WHAT IS NEEDED. Would you restate, exactly as they appear, the lines from the one containing "OCR this image." through the end of the data below?

** begin **

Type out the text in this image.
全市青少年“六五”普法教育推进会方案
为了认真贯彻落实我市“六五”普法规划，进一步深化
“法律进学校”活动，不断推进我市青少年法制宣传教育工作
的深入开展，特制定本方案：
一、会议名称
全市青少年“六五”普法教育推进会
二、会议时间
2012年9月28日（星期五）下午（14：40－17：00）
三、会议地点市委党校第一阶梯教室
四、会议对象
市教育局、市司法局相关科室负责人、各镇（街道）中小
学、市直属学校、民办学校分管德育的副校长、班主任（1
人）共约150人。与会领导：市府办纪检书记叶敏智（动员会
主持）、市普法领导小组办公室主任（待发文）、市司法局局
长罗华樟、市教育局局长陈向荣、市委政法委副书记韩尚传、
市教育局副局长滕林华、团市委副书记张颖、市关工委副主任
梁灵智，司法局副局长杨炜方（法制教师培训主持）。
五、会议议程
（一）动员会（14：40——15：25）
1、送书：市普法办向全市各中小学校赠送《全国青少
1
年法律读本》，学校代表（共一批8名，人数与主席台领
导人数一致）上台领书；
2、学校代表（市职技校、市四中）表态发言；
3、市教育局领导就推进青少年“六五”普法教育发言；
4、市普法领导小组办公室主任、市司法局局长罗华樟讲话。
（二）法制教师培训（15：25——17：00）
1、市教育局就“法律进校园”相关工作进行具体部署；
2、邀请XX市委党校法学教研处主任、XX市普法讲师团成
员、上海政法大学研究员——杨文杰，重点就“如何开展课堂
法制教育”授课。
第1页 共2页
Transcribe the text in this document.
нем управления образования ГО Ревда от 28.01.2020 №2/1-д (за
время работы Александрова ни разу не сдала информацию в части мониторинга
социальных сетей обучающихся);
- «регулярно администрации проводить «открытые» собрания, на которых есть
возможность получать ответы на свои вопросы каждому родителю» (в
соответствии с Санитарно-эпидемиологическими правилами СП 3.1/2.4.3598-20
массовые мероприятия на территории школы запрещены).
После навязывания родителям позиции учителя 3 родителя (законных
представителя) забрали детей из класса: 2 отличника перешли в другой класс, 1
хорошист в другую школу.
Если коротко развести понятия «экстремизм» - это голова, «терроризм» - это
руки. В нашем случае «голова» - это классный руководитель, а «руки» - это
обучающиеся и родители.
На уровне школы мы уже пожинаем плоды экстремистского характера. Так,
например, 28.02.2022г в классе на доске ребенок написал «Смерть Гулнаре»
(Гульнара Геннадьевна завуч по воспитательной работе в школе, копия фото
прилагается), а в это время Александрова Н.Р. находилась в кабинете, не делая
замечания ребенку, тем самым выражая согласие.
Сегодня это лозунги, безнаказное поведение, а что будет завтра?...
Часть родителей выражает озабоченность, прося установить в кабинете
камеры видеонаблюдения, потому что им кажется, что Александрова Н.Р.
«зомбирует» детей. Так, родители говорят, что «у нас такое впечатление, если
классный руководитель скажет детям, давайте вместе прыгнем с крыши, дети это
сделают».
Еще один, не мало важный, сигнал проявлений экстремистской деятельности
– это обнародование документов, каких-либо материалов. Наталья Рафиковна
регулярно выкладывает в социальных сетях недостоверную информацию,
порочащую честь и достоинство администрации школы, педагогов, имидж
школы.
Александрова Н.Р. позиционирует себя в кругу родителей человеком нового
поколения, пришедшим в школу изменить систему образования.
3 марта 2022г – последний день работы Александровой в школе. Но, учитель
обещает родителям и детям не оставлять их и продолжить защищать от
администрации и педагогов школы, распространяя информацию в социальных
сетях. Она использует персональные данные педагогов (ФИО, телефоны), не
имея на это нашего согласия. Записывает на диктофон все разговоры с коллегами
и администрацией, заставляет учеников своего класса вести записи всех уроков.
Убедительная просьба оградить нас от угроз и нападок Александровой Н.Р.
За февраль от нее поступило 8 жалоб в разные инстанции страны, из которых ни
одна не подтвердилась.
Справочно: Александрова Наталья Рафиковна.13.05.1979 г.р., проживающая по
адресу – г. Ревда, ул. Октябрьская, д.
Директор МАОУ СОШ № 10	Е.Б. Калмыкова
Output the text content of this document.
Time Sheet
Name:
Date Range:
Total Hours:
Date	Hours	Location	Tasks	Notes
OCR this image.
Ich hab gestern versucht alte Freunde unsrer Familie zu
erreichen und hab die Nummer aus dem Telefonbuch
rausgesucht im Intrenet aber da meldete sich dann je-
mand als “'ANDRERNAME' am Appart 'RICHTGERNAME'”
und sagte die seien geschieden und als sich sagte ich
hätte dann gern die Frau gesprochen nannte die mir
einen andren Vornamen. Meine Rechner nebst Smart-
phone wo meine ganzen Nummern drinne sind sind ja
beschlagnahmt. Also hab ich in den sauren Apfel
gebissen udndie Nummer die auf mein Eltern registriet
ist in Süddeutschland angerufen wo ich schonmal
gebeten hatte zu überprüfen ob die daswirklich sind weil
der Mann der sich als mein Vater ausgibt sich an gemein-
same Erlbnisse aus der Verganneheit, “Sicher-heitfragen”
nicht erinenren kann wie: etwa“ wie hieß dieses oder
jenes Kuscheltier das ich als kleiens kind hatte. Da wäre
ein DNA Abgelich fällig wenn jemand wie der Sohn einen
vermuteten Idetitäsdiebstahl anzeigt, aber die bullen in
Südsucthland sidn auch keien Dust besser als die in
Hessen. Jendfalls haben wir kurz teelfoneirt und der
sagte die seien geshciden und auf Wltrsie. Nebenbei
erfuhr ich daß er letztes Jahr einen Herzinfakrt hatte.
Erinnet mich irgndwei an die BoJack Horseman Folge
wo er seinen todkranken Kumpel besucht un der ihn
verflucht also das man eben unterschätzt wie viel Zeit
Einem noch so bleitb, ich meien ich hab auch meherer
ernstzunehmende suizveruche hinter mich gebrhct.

** end **

PROBLEM SOLUTION.
OCR this image.
Ich hab gestern versucht alte Freunde unsrer Familie zu
erreichen und hab die Nummer aus dem Telefonbuch
rausgesucht im Intrenet aber da meldete sich dann je-
mand als “'ANDRERNAME' am Appart 'RICHTGERNAME'”
und sagte die seien geschieden und als sich sagte ich
hätte dann gern die Frau gesprochen nannte die mir
einen andren Vornamen. Meine Rechner nebst Smart-
phone wo meine ganzen Nummern drinne sind sind ja
beschlagnahmt. Also hab ich in den sauren Apfel
gebissen udndie Nummer die auf mein Eltern registriet
ist in Süddeutschland angerufen wo ich schonmal
gebeten hatte zu überprüfen ob die daswirklich sind weil
der Mann der sich als mein Vater ausgibt sich an gemein-
same Erlbnisse aus der Verganneheit, “Sicher-heitfragen”
nicht erinenren kann wie: etwa“ wie hieß dieses oder
jenes Kuscheltier das ich als kleiens kind hatte. Da wäre
ein DNA Abgelich fällig wenn jemand wie der Sohn einen
vermuteten Idetitäsdiebstahl anzeigt, aber die bullen in
Südsucthland sidn auch keien Dust besser als die in
Hessen. Jendfalls haben wir kurz teelfoneirt und der
sagte die seien geshciden und auf Wltrsie. Nebenbei
erfuhr ich daß er letztes Jahr einen Herzinfakrt hatte.
Erinnet mich irgndwei an die BoJack Horseman Folge
wo er seinen todkranken Kumpel besucht un der ihn
verflucht also das man eben unterschätzt wie viel Zeit
Einem noch so bleitb, ich meien ich hab auch meherer
ernstzunehmende suizveruche hinter mich gebrhct.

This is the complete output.